• THE EXERCISE:
Repeat the whole listing below, word for word.

• RECORDS FOR THE TASK:
# # # # # # #
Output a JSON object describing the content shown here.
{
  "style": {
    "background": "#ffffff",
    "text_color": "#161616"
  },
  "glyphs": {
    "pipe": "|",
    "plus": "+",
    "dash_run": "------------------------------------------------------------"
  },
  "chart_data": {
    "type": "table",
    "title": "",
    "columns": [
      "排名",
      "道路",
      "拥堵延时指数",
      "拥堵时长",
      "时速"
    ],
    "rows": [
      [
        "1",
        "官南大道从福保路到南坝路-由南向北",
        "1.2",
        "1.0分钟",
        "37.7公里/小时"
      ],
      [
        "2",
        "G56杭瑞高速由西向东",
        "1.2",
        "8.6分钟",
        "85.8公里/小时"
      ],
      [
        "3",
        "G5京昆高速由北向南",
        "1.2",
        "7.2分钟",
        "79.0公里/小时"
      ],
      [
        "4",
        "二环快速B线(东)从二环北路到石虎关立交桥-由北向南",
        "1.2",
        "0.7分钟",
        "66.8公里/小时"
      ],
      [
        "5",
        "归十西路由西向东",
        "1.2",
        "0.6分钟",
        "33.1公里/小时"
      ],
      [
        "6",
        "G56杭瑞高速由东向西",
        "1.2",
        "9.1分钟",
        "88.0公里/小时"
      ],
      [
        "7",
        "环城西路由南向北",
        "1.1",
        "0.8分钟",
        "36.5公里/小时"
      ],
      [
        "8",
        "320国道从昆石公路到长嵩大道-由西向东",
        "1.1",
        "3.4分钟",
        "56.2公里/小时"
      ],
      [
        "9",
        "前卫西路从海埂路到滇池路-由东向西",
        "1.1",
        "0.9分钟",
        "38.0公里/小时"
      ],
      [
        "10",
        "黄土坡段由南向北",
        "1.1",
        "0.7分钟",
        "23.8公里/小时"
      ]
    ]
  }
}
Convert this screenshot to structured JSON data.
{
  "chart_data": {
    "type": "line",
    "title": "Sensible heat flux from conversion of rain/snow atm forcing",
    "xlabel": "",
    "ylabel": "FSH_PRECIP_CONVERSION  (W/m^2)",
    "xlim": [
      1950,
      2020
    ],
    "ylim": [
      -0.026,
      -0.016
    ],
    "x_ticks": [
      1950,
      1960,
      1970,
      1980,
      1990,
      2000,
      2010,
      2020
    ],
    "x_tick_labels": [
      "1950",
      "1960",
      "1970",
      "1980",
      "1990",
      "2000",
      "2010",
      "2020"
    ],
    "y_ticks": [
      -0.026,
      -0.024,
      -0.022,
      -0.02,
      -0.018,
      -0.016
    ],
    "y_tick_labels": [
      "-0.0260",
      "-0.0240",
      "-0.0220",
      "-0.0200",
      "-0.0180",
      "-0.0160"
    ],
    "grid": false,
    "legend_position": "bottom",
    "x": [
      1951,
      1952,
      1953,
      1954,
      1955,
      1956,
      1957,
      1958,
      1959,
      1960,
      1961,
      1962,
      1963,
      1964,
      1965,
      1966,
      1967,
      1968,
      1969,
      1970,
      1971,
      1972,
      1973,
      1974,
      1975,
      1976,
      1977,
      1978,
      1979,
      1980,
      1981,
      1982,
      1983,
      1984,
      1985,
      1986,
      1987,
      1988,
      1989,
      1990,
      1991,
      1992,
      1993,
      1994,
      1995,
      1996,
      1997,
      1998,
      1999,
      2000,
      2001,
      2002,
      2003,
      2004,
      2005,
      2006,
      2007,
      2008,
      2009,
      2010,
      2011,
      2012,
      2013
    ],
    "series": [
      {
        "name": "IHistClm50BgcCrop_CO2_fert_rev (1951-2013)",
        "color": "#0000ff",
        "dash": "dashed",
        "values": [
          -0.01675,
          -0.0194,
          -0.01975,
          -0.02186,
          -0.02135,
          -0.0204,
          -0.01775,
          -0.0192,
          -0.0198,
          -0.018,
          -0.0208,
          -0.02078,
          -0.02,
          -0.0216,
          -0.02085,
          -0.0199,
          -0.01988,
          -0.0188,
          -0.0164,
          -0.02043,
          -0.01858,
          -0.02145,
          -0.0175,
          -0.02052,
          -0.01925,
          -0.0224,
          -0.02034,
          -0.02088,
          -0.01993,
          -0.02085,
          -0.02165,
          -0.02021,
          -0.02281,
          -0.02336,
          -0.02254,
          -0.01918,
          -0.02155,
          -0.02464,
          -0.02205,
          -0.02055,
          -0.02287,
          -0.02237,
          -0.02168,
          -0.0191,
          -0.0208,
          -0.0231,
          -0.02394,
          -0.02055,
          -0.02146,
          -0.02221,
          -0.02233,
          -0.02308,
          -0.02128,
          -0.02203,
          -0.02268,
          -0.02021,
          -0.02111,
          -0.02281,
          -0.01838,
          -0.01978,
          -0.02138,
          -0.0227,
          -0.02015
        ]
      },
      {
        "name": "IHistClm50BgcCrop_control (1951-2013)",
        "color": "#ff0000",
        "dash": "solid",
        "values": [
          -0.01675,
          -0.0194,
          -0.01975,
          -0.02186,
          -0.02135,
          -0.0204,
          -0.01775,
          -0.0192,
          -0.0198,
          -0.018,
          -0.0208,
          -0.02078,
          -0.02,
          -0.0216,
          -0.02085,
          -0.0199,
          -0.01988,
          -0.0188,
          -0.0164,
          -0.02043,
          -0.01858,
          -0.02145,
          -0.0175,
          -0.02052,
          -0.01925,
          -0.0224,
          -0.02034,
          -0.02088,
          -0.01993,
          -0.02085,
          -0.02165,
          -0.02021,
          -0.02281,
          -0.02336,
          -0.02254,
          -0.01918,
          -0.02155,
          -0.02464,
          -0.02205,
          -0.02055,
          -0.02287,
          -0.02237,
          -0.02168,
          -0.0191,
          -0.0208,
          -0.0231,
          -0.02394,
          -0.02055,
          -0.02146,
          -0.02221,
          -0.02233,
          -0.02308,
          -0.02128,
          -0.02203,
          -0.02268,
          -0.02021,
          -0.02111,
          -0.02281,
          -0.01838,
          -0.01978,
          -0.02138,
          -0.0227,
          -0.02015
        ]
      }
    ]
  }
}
# # # # # # #
• WRITTEN SOLUTION:
Output a JSON object describing the content shown here.
{
  "style": {
    "background": "#ffffff",
    "text_color": "#161616"
  },
  "glyphs": {
    "pipe": "|",
    "plus": "+",
    "dash_run": "------------------------------------------------------------"
  },
  "chart_data": {
    "type": "table",
    "title": "",
    "columns": [
      "排名",
      "道路",
      "拥堵延时指数",
      "拥堵时长",
      "时速"
    ],
    "rows": [
      [
        "1",
        "官南大道从福保路到南坝路-由南向北",
        "1.2",
        "1.0分钟",
        "37.7公里/小时"
      ],
      [
        "2",
        "G56杭瑞高速由西向东",
        "1.2",
        "8.6分钟",
        "85.8公里/小时"
      ],
      [
        "3",
        "G5京昆高速由北向南",
        "1.2",
        "7.2分钟",
        "79.0公里/小时"
      ],
      [
        "4",
        "二环快速B线(东)从二环北路到石虎关立交桥-由北向南",
        "1.2",
        "0.7分钟",
        "66.8公里/小时"
      ],
      [
        "5",
        "归十西路由西向东",
        "1.2",
        "0.6分钟",
        "33.1公里/小时"
      ],
      [
        "6",
        "G56杭瑞高速由东向西",
        "1.2",
        "9.1分钟",
        "88.0公里/小时"
      ],
      [
        "7",
        "环城西路由南向北",
        "1.1",
        "0.8分钟",
        "36.5公里/小时"
      ],
      [
        "8",
        "320国道从昆石公路到长嵩大道-由西向东",
        "1.1",
        "3.4分钟",
        "56.2公里/小时"
      ],
      [
        "9",
        "前卫西路从海埂路到滇池路-由东向西",
        "1.1",
        "0.9分钟",
        "38.0公里/小时"
      ],
      [
        "10",
        "黄土坡段由南向北",
        "1.1",
        "0.7分钟",
        "23.8公里/小时"
      ]
    ]
  }
}
Convert this screenshot to structured JSON data.
{
  "chart_data": {
    "type": "line",
    "title": "Sensible heat flux from conversion of rain/snow atm forcing",
    "xlabel": "",
    "ylabel": "FSH_PRECIP_CONVERSION  (W/m^2)",
    "xlim": [
      1950,
      2020
    ],
    "ylim": [
      -0.026,
      -0.016
    ],
    "x_ticks": [
      1950,
      1960,
      1970,
      1980,
      1990,
      2000,
      2010,
      2020
    ],
    "x_tick_labels": [
      "1950",
      "1960",
      "1970",
      "1980",
      "1990",
      "2000",
      "2010",
      "2020"
    ],
    "y_ticks": [
      -0.026,
      -0.024,
      -0.022,
      -0.02,
      -0.018,
      -0.016
    ],
    "y_tick_labels": [
      "-0.0260",
      "-0.0240",
      "-0.0220",
      "-0.0200",
      "-0.0180",
      "-0.0160"
    ],
    "grid": false,
    "legend_position": "bottom",
    "x": [
      1951,
      1952,
      1953,
      1954,
      1955,
      1956,
      1957,
      1958,
      1959,
      1960,
      1961,
      1962,
      1963,
      1964,
      1965,
      1966,
      1967,
      1968,
      1969,
      1970,
      1971,
      1972,
      1973,
      1974,
      1975,
      1976,
      1977,
      1978,
      1979,
      1980,
      1981,
      1982,
      1983,
      1984,
      1985,
      1986,
      1987,
      1988,
      1989,
      1990,
      1991,
      1992,
      1993,
      1994,
      1995,
      1996,
      1997,
      1998,
      1999,
      2000,
      2001,
      2002,
      2003,
      2004,
      2005,
      2006,
      2007,
      2008,
      2009,
      2010,
      2011,
      2012,
      2013
    ],
    "series": [
      {
        "name": "IHistClm50BgcCrop_CO2_fert_rev (1951-2013)",
        "color": "#0000ff",
        "dash": "dashed",
        "values": [
          -0.01675,
          -0.0194,
          -0.01975,
          -0.02186,
          -0.02135,
          -0.0204,
          -0.01775,
          -0.0192,
          -0.0198,
          -0.018,
          -0.0208,
          -0.02078,
          -0.02,
          -0.0216,
          -0.02085,
          -0.0199,
          -0.01988,
          -0.0188,
          -0.0164,
          -0.02043,
          -0.01858,
          -0.02145,
          -0.0175,
          -0.02052,
          -0.01925,
          -0.0224,
          -0.02034,
          -0.02088,
          -0.01993,
          -0.02085,
          -0.02165,
          -0.02021,
          -0.02281,
          -0.02336,
          -0.02254,
          -0.01918,
          -0.02155,
          -0.02464,
          -0.02205,
          -0.02055,
          -0.02287,
          -0.02237,
          -0.02168,
          -0.0191,
          -0.0208,
          -0.0231,
          -0.02394,
          -0.02055,
          -0.02146,
          -0.02221,
          -0.02233,
          -0.02308,
          -0.02128,
          -0.02203,
          -0.02268,
          -0.02021,
          -0.02111,
          -0.02281,
          -0.01838,
          -0.01978,
          -0.02138,
          -0.0227,
          -0.02015
        ]
      },
      {
        "name": "IHistClm50BgcCrop_control (1951-2013)",
        "color": "#ff0000",
        "dash": "solid",
        "values": [
          -0.01675,
          -0.0194,
          -0.01975,
          -0.02186,
          -0.02135,
          -0.0204,
          -0.01775,
          -0.0192,
          -0.0198,
          -0.018,
          -0.0208,
          -0.02078,
          -0.02,
          -0.0216,
          -0.02085,
          -0.0199,
          -0.01988,
          -0.0188,
          -0.0164,
          -0.02043,
          -0.01858,
          -0.02145,
          -0.0175,
          -0.02052,
          -0.01925,
          -0.0224,
          -0.02034,
          -0.02088,
          -0.01993,
          -0.02085,
          -0.02165,
          -0.02021,
          -0.02281,
          -0.02336,
          -0.02254,
          -0.01918,
          -0.02155,
          -0.02464,
          -0.02205,
          -0.02055,
          -0.02287,
          -0.02237,
          -0.02168,
          -0.0191,
          -0.0208,
          -0.0231,
          -0.02394,
          -0.02055,
          -0.02146,
          -0.02221,
          -0.02233,
          -0.02308,
          -0.02128,
          -0.02203,
          -0.02268,
          -0.02021,
          -0.02111,
          -0.02281,
          -0.01838,
          -0.01978,
          -0.02138,
          -0.0227,
          -0.02015
        ]
      }
    ]
  }
}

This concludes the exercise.